** Begin Supplied entries **

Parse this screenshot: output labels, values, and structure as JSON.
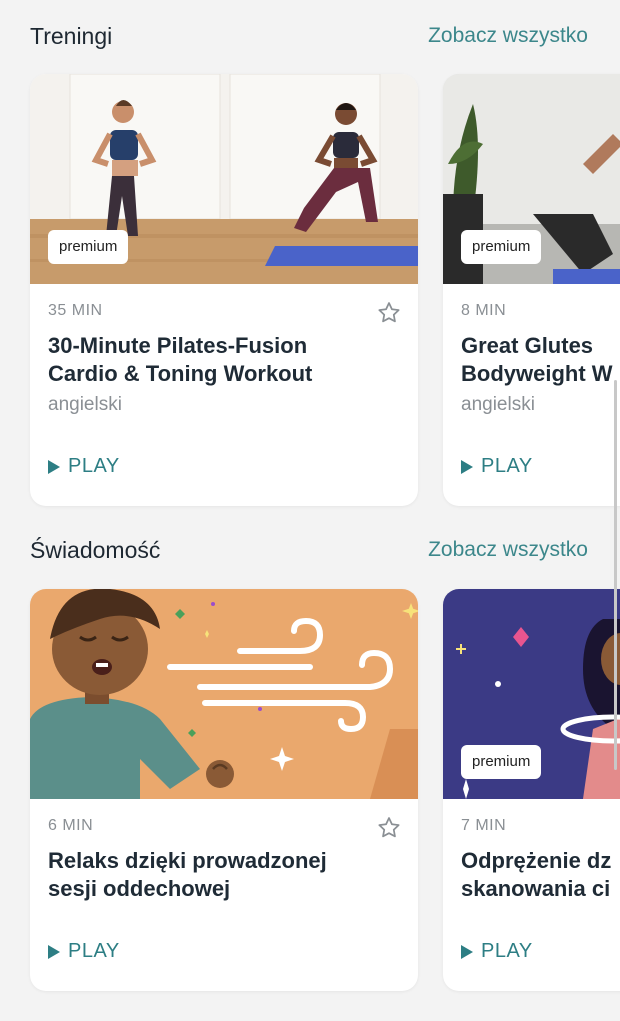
{
  "sections": [
    {
      "title": "Treningi",
      "see_all": "Zobacz wszystko",
      "cards": [
        {
          "badge": "premium",
          "duration": "35 MIN",
          "title_line1": "30-Minute Pilates-Fusion",
          "title_line2": "Cardio & Toning Workout",
          "language": "angielski",
          "play": "PLAY"
        },
        {
          "badge": "premium",
          "duration": "8 MIN",
          "title_line1": "Great Glutes",
          "title_line2": "Bodyweight W",
          "language": "angielski",
          "play": "PLAY"
        }
      ]
    },
    {
      "title": "Świadomość",
      "see_all": "Zobacz wszystko",
      "cards": [
        {
          "duration": "6 MIN",
          "title_line1": "Relaks dzięki prowadzonej",
          "title_line2": "sesji oddechowej",
          "play": "PLAY"
        },
        {
          "badge": "premium",
          "duration": "7 MIN",
          "title_line1": "Odprężenie dz",
          "title_line2": "skanowania ci",
          "play": "PLAY"
        }
      ]
    }
  ],
  "colors": {
    "accent": "#3c878b",
    "orange_bg": "#eaa86d",
    "purple_bg": "#3b3a85"
  }
}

** End Supplied entries **

_Problem to work on_: All entries must be written out again exactly as given, with no pictures in the copy.

_Task output_:
Parse this screenshot: output labels, values, and structure as JSON.
{
  "sections": [
    {
      "title": "Treningi",
      "see_all": "Zobacz wszystko",
      "cards": [
        {
          "badge": "premium",
          "duration": "35 MIN",
          "title_line1": "30-Minute Pilates-Fusion",
          "title_line2": "Cardio & Toning Workout",
          "language": "angielski",
          "play": "PLAY"
        },
        {
          "badge": "premium",
          "duration": "8 MIN",
          "title_line1": "Great Glutes",
          "title_line2": "Bodyweight W",
          "language": "angielski",
          "play": "PLAY"
        }
      ]
    },
    {
      "title": "Świadomość",
      "see_all": "Zobacz wszystko",
      "cards": [
        {
          "duration": "6 MIN",
          "title_line1": "Relaks dzięki prowadzonej",
          "title_line2": "sesji oddechowej",
          "play": "PLAY"
        },
        {
          "badge": "premium",
          "duration": "7 MIN",
          "title_line1": "Odprężenie dz",
          "title_line2": "skanowania ci",
          "play": "PLAY"
        }
      ]
    }
  ],
  "colors": {
    "accent": "#3c878b",
    "orange_bg": "#eaa86d",
    "purple_bg": "#3b3a85"
  }
}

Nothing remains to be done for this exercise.